### To do
Read through the data and report every line in which the word "荣辱与共" occurs.

### Supplied data
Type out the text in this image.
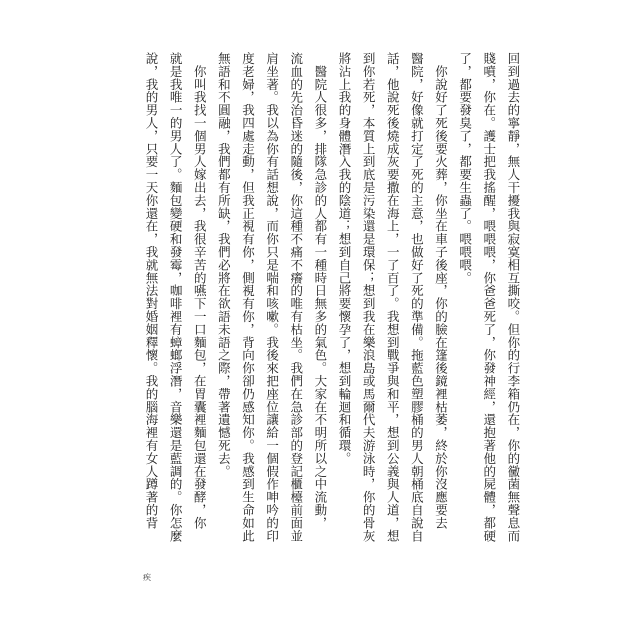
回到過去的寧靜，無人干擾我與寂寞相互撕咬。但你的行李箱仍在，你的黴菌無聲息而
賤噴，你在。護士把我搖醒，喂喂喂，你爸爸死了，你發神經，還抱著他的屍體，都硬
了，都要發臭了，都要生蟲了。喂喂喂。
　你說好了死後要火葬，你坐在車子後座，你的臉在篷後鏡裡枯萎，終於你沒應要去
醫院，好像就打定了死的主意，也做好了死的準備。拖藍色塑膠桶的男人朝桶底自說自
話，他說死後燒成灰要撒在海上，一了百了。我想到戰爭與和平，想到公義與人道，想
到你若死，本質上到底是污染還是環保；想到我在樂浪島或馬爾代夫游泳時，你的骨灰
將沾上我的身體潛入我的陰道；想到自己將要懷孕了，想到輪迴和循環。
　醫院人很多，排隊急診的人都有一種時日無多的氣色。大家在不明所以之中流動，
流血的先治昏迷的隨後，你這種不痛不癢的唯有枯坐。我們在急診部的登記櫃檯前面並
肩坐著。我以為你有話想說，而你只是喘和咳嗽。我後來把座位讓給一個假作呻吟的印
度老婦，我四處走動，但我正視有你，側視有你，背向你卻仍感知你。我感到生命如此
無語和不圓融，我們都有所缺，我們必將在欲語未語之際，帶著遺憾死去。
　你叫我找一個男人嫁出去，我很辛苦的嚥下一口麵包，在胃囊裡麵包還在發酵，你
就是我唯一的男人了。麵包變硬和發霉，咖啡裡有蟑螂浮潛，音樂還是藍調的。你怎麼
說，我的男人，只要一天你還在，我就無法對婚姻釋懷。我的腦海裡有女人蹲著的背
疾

==

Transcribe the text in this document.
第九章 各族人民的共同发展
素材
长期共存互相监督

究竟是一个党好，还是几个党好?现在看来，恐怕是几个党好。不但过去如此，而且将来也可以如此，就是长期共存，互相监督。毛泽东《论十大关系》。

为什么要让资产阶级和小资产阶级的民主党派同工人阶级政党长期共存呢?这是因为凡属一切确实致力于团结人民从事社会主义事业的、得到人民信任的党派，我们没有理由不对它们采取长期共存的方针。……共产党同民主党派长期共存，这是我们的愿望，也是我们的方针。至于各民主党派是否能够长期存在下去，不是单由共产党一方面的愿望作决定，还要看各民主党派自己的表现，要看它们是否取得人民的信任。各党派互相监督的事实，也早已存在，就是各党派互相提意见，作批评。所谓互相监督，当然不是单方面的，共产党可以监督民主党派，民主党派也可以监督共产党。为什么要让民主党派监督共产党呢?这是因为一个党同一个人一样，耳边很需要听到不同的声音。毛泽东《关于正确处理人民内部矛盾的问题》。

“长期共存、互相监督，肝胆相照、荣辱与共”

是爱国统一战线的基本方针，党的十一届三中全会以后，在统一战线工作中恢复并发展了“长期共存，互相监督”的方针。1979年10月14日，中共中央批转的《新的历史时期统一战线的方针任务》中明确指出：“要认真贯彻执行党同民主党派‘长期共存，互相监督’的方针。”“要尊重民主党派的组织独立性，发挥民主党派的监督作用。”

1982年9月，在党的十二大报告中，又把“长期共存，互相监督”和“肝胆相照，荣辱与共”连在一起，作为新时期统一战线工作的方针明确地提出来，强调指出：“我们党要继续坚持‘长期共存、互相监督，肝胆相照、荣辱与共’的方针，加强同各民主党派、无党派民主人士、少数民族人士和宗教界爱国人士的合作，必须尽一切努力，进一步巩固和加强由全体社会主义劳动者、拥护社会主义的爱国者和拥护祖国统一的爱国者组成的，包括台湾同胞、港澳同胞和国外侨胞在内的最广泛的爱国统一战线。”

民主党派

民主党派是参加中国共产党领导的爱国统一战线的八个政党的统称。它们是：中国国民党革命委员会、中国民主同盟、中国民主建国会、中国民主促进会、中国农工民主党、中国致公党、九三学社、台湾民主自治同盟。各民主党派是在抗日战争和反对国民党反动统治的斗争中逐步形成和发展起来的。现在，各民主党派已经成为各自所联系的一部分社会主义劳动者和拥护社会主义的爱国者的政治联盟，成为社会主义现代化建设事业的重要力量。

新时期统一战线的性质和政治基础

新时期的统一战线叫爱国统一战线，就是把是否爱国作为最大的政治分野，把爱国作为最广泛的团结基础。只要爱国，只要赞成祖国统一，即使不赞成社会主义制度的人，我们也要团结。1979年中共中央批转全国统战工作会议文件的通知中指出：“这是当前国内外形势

* * *

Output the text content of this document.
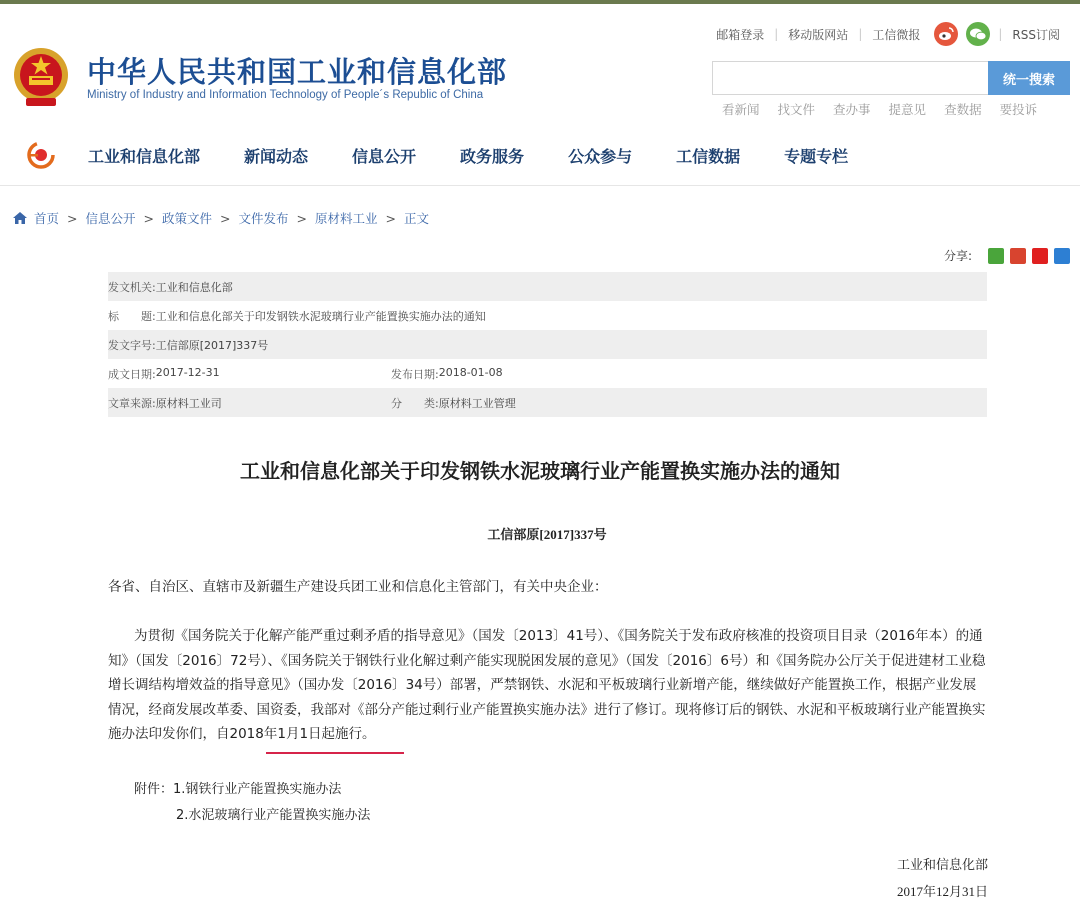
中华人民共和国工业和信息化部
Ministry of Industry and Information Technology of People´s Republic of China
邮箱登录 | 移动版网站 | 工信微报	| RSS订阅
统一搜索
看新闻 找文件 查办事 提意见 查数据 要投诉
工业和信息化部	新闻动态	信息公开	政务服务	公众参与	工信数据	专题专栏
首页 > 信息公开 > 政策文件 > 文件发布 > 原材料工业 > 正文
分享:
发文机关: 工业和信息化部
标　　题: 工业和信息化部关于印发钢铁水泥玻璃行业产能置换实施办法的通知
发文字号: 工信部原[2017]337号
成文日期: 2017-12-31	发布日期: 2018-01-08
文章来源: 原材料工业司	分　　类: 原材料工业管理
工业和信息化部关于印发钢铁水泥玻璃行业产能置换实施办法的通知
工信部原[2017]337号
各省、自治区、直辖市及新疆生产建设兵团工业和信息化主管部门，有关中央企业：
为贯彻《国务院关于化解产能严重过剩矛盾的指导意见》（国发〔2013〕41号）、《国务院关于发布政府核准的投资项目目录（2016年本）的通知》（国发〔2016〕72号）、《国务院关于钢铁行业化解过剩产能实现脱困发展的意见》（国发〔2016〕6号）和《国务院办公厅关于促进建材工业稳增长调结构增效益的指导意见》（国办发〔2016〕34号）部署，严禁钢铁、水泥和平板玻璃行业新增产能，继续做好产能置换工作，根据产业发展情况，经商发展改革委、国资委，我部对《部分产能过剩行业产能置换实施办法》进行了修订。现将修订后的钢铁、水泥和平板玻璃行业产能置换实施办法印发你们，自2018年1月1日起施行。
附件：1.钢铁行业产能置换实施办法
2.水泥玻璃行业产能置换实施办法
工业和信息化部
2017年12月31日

### Result for this exercise
“长期共存、互相监督，肝胆相照、荣辱与共”
1982年9月，在党的十二大报告中，又把“长期共存，互相监督”和“肝胆相照，荣辱与共”连在一起，作为新时期统一战线工作的方针明确地提出来，强调指出：“我们党要继续坚持‘长期共存、互相监督，肝胆相照、荣辱与共’的方针，加强同各民主党派、无党派民主人士、少数民族人士和宗教界爱国人士的合作，必须尽一切努力，进一步巩固和加强由全体社会主义劳动者、拥护社会主义的爱国者和拥护祖国统一的爱国者组成的，包括台湾同胞、港澳同胞和国外侨胞在内的最广泛的爱国统一战线。”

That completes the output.